- Exercise directions
Among the entries below, find how many lines carry the word "того" and state only that figure.

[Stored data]
◇ ◇ ◇

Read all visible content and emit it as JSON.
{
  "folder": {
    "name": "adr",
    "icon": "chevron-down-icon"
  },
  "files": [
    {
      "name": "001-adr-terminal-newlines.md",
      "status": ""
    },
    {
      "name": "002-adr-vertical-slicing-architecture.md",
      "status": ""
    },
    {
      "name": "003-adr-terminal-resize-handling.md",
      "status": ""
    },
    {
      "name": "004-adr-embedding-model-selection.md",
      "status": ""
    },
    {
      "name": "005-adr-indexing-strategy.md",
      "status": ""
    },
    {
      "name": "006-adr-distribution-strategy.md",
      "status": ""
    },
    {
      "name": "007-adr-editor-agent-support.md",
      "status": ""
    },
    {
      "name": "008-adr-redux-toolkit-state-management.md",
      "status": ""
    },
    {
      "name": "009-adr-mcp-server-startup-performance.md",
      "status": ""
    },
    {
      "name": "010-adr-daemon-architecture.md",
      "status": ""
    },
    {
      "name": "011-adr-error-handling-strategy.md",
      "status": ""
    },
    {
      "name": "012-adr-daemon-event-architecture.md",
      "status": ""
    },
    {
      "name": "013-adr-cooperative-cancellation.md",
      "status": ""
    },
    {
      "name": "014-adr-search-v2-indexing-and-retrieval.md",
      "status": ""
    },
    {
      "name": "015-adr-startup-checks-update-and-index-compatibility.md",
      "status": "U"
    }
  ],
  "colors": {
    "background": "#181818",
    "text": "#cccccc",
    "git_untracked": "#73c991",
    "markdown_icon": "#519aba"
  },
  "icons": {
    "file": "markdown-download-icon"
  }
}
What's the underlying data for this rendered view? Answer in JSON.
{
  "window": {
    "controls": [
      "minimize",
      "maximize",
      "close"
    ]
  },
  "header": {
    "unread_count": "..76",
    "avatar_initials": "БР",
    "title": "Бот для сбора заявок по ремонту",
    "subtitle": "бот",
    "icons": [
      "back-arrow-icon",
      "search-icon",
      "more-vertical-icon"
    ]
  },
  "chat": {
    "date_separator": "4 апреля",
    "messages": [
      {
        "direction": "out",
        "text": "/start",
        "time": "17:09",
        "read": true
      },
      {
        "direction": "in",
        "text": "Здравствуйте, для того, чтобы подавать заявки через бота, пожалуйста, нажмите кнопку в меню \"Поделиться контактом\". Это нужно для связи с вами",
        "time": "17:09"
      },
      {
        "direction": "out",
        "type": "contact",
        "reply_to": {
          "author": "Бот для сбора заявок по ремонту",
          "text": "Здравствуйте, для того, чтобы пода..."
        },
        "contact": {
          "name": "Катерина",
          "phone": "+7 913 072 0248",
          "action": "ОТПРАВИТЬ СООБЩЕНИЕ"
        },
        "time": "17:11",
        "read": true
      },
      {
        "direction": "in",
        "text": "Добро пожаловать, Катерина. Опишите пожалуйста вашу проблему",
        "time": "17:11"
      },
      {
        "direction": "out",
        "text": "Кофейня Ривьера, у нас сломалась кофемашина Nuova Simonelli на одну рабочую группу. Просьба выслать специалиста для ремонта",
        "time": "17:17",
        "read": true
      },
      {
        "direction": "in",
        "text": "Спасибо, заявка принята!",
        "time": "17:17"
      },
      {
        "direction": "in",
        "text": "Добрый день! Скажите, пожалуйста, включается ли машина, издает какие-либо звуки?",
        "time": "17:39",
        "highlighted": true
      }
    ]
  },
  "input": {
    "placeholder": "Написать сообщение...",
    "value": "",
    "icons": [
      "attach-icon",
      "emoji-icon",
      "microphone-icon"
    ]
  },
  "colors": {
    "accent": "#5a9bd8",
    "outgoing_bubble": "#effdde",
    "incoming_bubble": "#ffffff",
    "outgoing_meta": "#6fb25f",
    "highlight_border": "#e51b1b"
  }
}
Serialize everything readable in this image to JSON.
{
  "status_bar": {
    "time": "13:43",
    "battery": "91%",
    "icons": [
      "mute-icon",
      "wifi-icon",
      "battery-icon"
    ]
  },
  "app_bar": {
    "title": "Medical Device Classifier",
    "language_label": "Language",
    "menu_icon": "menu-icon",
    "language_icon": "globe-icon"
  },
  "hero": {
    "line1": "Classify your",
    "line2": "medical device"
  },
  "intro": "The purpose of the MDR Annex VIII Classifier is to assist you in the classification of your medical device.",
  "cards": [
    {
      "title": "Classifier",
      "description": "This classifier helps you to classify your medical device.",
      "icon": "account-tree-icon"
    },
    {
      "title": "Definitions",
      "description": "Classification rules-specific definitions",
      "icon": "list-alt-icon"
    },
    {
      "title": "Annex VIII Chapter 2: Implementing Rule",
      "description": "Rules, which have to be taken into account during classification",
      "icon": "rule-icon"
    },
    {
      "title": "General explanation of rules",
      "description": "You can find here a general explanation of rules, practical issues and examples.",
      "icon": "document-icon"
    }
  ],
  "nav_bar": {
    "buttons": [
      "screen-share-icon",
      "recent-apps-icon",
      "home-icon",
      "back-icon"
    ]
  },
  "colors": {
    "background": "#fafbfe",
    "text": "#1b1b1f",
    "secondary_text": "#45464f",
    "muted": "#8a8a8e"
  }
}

◇ ◇ ◇

- In response
2